## begin Recorded data
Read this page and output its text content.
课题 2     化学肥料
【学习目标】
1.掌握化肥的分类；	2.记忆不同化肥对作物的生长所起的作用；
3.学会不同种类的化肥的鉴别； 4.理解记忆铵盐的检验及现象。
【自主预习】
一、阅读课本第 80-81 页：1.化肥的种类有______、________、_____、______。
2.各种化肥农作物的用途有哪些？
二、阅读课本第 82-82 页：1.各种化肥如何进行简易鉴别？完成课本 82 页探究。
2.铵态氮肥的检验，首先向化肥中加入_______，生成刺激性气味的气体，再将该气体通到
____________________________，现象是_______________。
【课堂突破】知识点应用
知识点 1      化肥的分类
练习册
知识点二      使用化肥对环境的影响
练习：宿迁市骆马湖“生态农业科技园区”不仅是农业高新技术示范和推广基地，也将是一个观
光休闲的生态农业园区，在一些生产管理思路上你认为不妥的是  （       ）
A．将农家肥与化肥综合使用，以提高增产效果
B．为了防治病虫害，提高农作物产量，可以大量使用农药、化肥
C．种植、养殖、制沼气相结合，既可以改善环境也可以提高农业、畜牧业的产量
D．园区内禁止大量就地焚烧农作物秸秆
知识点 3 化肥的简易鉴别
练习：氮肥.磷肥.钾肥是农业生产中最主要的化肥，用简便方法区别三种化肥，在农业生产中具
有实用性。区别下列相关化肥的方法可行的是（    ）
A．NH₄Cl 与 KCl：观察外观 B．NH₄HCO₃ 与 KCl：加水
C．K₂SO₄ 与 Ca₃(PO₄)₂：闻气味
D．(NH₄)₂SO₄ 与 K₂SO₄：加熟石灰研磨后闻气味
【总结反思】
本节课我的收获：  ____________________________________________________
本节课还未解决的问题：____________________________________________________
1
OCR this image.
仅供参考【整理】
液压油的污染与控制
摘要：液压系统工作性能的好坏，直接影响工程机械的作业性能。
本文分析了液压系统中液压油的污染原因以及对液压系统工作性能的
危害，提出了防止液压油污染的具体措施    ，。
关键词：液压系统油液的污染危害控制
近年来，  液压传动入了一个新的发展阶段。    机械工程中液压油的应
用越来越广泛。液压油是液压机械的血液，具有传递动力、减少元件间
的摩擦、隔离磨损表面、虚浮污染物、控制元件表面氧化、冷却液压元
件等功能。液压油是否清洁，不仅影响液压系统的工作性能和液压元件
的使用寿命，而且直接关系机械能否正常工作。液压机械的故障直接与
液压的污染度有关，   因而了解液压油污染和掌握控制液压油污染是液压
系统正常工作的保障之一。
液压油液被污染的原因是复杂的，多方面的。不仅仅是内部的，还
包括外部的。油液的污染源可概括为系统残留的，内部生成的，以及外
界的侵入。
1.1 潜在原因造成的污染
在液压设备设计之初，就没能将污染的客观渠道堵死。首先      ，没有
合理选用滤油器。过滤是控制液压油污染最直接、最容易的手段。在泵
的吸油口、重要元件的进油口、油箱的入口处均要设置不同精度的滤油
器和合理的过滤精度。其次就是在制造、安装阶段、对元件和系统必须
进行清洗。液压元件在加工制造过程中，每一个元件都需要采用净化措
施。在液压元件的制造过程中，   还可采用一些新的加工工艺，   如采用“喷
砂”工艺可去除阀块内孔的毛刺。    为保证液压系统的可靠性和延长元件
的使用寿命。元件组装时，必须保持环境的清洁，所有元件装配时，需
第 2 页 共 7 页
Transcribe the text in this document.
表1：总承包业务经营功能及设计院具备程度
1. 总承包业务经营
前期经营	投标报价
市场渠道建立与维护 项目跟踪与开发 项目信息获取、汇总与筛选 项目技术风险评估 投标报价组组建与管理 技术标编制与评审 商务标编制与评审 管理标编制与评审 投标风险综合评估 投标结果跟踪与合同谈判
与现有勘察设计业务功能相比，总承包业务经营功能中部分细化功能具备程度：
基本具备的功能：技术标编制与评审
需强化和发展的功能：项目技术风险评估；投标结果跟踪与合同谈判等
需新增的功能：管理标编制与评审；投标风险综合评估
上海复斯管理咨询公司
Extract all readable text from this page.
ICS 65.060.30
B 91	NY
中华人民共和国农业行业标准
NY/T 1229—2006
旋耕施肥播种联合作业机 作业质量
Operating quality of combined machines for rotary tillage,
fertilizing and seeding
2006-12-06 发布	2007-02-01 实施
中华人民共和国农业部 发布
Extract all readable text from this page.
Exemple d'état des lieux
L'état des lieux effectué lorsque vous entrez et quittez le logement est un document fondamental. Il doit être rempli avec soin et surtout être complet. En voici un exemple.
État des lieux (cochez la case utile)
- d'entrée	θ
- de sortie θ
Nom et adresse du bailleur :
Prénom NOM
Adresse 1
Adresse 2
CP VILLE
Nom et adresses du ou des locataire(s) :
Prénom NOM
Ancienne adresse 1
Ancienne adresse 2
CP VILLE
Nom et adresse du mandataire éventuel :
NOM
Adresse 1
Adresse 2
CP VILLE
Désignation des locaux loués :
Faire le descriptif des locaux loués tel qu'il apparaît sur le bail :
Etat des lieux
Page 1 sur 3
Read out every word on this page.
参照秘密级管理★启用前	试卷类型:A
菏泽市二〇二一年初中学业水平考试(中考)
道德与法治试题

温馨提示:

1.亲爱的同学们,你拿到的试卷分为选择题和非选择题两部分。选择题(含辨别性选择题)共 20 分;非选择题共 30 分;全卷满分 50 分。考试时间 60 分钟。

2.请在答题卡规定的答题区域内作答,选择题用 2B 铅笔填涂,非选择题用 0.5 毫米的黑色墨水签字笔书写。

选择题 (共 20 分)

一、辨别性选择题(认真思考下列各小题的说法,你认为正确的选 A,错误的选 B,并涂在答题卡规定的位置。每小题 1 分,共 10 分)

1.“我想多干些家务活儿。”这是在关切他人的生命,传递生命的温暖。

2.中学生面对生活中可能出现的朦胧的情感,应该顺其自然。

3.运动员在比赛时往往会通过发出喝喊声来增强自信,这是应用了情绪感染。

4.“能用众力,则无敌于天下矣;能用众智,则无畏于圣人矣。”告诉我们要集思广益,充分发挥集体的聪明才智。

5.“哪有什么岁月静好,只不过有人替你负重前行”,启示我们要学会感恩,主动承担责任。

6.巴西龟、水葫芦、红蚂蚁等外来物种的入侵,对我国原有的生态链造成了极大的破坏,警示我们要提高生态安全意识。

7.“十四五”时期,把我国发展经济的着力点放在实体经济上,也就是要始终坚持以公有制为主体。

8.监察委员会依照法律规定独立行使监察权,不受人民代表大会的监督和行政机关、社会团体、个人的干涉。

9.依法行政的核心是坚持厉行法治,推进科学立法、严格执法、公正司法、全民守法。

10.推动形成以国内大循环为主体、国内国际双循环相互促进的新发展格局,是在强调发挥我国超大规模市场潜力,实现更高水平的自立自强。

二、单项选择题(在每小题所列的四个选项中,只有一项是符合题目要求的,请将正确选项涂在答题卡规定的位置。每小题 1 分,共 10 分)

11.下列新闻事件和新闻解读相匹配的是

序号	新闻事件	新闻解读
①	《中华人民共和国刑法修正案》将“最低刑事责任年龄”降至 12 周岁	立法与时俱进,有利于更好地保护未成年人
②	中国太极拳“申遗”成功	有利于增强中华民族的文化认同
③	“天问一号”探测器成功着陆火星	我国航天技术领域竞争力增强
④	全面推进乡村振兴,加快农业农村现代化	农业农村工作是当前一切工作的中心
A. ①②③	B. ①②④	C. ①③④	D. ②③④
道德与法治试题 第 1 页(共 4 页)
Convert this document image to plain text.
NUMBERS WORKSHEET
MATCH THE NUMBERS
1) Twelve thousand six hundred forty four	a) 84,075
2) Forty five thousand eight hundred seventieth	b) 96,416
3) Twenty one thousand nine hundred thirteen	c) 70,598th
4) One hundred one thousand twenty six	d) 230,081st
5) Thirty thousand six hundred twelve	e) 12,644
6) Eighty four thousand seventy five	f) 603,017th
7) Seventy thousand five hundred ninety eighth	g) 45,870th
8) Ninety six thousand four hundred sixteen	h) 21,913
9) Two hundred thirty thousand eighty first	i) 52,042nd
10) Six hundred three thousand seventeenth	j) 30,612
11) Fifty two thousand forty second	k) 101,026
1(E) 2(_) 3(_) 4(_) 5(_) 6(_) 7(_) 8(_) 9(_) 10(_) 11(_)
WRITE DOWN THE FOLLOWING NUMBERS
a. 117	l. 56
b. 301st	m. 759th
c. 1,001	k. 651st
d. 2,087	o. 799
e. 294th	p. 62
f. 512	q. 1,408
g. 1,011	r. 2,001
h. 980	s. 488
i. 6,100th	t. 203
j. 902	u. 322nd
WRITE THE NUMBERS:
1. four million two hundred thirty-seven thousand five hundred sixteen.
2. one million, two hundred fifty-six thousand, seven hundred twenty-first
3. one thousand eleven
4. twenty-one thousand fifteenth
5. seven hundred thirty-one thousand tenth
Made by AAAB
## end Recorded data
*Exercise goal*.
For the listing above, identify each line bearing "阅读课本第".

*Exercise solution*.
一、阅读课本第 80-81 页：1.化肥的种类有______、________、_____、______。
二、阅读课本第 82-82 页：1.各种化肥如何进行简易鉴别？完成课本 82 页探究。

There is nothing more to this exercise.